_What you are asked to do_: Copy out only the part that opens with the line containing "Find all labels, buttons, inputs, and" and closes with the line containing "legend-label: Lunara (733, 229, 760, 239)", swapping "legend-label" for "legend-text" and leaving everything else unchanged.

_Source data_:

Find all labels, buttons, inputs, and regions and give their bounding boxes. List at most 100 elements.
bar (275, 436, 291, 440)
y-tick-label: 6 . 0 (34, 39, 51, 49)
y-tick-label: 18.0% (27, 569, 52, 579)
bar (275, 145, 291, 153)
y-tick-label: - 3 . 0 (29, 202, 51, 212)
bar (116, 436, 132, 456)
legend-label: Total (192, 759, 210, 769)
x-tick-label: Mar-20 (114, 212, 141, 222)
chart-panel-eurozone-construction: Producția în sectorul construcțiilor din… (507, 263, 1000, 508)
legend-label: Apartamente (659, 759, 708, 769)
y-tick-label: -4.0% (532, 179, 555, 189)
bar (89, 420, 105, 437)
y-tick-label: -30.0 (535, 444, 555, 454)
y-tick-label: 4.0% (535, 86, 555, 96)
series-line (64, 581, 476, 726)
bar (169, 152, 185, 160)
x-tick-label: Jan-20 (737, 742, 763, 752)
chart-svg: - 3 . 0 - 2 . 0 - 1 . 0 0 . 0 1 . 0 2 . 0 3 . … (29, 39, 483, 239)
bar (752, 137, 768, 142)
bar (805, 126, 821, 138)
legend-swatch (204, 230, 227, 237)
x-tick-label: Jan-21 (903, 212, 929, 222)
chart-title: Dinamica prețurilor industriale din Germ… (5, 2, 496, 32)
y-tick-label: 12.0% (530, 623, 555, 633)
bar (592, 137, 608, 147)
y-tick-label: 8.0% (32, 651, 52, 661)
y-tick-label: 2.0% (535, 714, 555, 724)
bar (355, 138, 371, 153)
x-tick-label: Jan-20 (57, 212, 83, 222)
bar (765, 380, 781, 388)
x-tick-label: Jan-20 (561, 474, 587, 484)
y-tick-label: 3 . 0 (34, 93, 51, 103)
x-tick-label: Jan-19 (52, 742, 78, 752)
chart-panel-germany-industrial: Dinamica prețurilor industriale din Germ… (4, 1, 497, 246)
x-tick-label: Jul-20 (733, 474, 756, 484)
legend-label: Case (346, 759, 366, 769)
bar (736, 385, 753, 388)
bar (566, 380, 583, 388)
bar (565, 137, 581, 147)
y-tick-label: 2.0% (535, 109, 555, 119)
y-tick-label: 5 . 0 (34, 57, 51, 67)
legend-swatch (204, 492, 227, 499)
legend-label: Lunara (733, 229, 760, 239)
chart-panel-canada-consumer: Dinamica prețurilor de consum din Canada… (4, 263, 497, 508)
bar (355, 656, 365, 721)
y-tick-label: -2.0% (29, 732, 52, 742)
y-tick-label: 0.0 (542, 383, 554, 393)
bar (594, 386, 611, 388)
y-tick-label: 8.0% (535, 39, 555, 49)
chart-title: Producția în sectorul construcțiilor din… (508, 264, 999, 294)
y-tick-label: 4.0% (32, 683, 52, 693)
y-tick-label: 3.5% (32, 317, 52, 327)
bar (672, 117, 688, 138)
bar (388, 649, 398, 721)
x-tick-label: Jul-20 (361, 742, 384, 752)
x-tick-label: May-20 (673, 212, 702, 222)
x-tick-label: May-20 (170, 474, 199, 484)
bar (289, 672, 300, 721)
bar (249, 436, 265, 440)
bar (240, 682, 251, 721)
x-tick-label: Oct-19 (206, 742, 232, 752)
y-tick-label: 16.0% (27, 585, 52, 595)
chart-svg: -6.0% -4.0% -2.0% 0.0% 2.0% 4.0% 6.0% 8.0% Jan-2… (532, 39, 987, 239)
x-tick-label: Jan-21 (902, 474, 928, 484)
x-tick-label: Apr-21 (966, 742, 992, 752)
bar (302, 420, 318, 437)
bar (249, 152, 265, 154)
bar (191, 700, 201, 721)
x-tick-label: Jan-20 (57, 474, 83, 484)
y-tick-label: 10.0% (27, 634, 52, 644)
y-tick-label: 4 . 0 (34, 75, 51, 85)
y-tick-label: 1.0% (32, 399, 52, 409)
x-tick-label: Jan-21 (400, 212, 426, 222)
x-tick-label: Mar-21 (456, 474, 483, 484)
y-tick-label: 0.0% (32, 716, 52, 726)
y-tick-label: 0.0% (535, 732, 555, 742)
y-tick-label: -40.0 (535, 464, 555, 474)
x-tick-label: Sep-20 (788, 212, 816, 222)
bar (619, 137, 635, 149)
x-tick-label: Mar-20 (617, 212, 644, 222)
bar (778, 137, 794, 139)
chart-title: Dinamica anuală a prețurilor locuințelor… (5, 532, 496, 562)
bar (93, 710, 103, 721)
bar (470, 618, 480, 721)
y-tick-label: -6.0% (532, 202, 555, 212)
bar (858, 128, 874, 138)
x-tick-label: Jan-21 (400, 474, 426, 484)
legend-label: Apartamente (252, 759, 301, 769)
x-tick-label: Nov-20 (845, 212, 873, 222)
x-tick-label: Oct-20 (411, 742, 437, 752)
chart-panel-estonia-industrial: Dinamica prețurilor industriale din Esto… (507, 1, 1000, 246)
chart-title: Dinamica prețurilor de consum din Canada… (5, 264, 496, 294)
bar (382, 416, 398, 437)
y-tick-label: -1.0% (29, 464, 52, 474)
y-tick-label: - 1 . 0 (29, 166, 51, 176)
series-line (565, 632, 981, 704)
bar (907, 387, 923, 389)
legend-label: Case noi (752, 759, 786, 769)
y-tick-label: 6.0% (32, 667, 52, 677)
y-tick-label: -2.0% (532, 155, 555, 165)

---

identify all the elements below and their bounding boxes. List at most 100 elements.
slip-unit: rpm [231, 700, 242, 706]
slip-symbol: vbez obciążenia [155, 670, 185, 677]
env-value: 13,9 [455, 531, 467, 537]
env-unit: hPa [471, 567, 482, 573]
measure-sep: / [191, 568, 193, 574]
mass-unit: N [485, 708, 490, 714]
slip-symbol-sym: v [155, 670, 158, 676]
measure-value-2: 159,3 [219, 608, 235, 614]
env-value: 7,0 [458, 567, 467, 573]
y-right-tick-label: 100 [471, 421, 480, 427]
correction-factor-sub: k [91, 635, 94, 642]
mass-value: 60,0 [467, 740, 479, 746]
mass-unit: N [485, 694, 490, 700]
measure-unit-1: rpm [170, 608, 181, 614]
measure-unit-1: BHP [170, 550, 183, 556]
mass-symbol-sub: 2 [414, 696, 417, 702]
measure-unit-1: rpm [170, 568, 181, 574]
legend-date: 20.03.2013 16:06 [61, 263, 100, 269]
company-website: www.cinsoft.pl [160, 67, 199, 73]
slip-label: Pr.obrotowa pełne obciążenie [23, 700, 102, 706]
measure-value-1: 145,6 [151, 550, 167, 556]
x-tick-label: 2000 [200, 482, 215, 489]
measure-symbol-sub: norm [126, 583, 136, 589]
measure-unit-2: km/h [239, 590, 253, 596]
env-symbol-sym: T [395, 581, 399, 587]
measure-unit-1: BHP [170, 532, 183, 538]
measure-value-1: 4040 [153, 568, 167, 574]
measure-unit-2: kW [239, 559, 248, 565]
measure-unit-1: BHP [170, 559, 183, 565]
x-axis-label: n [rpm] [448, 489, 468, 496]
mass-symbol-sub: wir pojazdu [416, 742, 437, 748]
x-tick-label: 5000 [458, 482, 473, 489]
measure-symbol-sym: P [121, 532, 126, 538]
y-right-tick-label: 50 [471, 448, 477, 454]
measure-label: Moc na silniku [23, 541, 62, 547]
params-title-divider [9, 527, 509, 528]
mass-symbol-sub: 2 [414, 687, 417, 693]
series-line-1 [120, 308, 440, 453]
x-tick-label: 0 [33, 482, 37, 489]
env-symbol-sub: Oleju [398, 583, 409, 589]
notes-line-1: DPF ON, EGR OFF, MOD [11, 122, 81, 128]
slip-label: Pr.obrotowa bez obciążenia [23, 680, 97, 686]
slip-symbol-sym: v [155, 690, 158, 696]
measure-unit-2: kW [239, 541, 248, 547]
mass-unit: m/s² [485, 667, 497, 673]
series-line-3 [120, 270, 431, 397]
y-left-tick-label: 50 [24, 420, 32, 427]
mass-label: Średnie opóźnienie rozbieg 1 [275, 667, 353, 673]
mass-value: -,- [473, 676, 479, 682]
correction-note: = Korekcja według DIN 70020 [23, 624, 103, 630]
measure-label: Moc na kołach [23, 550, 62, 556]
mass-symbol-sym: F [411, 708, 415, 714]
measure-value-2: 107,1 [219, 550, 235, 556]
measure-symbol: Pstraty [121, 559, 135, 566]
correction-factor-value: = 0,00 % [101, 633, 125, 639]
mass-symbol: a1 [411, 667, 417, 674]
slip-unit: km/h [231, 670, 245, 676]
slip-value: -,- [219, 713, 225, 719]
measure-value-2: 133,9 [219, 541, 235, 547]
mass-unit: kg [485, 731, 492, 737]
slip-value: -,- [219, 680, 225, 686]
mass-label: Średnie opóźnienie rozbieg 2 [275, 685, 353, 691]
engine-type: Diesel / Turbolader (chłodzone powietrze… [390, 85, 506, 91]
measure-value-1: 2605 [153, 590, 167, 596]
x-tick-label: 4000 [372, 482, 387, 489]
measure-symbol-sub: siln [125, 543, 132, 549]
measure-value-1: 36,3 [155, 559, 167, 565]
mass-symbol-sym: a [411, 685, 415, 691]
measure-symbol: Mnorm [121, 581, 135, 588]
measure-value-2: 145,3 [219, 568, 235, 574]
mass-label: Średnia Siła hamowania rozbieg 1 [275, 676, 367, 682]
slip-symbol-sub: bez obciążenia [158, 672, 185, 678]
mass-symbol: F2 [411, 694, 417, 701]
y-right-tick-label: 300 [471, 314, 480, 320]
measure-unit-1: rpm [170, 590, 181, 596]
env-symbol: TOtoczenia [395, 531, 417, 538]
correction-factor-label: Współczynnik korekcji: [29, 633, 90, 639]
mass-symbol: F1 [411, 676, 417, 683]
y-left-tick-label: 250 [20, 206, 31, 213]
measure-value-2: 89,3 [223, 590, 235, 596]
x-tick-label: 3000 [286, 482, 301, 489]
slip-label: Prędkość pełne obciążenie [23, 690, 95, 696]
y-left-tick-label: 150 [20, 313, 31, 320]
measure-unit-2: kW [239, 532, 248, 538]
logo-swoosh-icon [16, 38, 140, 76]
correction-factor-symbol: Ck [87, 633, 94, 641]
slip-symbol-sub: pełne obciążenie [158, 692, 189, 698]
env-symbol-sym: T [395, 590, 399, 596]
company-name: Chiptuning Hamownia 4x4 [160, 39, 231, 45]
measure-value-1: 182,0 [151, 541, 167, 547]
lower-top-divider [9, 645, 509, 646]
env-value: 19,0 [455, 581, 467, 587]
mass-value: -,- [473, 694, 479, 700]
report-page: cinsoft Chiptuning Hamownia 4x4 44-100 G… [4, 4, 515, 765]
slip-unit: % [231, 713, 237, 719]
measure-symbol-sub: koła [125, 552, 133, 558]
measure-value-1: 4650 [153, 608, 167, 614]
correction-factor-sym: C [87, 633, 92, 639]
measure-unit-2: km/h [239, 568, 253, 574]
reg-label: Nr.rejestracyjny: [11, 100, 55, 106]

---

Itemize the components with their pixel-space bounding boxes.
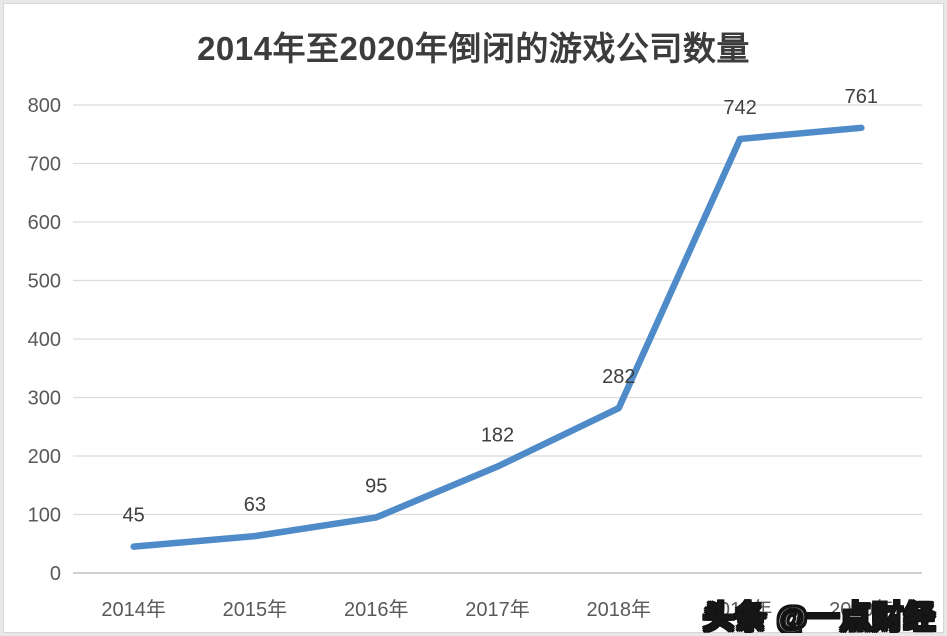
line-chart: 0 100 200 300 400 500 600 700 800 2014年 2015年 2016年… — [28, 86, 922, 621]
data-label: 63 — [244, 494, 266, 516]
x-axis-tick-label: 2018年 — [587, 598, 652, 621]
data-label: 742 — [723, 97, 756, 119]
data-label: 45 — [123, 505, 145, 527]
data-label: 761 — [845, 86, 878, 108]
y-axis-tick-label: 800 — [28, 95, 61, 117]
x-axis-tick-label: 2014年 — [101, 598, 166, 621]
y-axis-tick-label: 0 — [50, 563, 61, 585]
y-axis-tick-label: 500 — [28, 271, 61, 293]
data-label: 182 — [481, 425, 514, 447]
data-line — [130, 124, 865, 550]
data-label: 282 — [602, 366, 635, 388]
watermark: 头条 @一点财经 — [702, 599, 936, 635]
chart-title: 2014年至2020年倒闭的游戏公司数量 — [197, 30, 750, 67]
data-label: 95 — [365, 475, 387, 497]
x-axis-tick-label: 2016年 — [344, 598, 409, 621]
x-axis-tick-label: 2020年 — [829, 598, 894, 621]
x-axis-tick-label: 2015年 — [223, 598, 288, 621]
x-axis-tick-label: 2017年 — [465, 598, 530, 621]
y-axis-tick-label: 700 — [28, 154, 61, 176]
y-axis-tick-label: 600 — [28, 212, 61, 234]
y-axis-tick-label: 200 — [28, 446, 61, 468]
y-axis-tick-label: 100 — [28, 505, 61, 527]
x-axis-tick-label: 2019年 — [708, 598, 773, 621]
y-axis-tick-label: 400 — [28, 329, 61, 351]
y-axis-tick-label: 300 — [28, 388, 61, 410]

_Task result_:
Find all labels, buttons, inputs, and regions and give their bounding boxes. List at most 100 elements.
bar (275, 436, 291, 440)
y-tick-label: 6 . 0 (34, 39, 51, 49)
y-tick-label: 18.0% (27, 569, 52, 579)
bar (275, 145, 291, 153)
y-tick-label: - 3 . 0 (29, 202, 51, 212)
bar (116, 436, 132, 456)
legend-text: Total (192, 759, 210, 769)
x-tick-label: Mar-20 (114, 212, 141, 222)
chart-panel-eurozone-construction: Producția în sectorul construcțiilor din… (507, 263, 1000, 508)
legend-text: Apartamente (659, 759, 708, 769)
y-tick-label: -4.0% (532, 179, 555, 189)
bar (89, 420, 105, 437)
y-tick-label: -30.0 (535, 444, 555, 454)
y-tick-label: 4.0% (535, 86, 555, 96)
series-line (64, 581, 476, 726)
bar (169, 152, 185, 160)
x-tick-label: Jan-20 (737, 742, 763, 752)
chart-svg: - 3 . 0 - 2 . 0 - 1 . 0 0 . 0 1 . 0 2 . 0 3 . … (29, 39, 483, 239)
bar (752, 137, 768, 142)
bar (805, 126, 821, 138)
legend-swatch (204, 230, 227, 237)
x-tick-label: Jan-21 (903, 212, 929, 222)
chart-title: Dinamica prețurilor industriale din Germ… (5, 2, 496, 32)
y-tick-label: 12.0% (530, 623, 555, 633)
bar (592, 137, 608, 147)
y-tick-label: 8.0% (32, 651, 52, 661)
y-tick-label: 2.0% (535, 714, 555, 724)
bar (355, 138, 371, 153)
x-tick-label: Jan-20 (57, 212, 83, 222)
bar (765, 380, 781, 388)
x-tick-label: Jan-20 (561, 474, 587, 484)
y-tick-label: 3 . 0 (34, 93, 51, 103)
x-tick-label: Jan-19 (52, 742, 78, 752)
chart-panel-germany-industrial: Dinamica prețurilor industriale din Germ… (4, 1, 497, 246)
x-tick-label: Jul-20 (733, 474, 756, 484)
legend-text: Case (346, 759, 366, 769)
bar (736, 385, 753, 388)
bar (566, 380, 583, 388)
bar (565, 137, 581, 147)
y-tick-label: 2.0% (535, 109, 555, 119)
y-tick-label: 5 . 0 (34, 57, 51, 67)
legend-swatch (204, 492, 227, 499)
legend-text: Lunara (733, 229, 760, 239)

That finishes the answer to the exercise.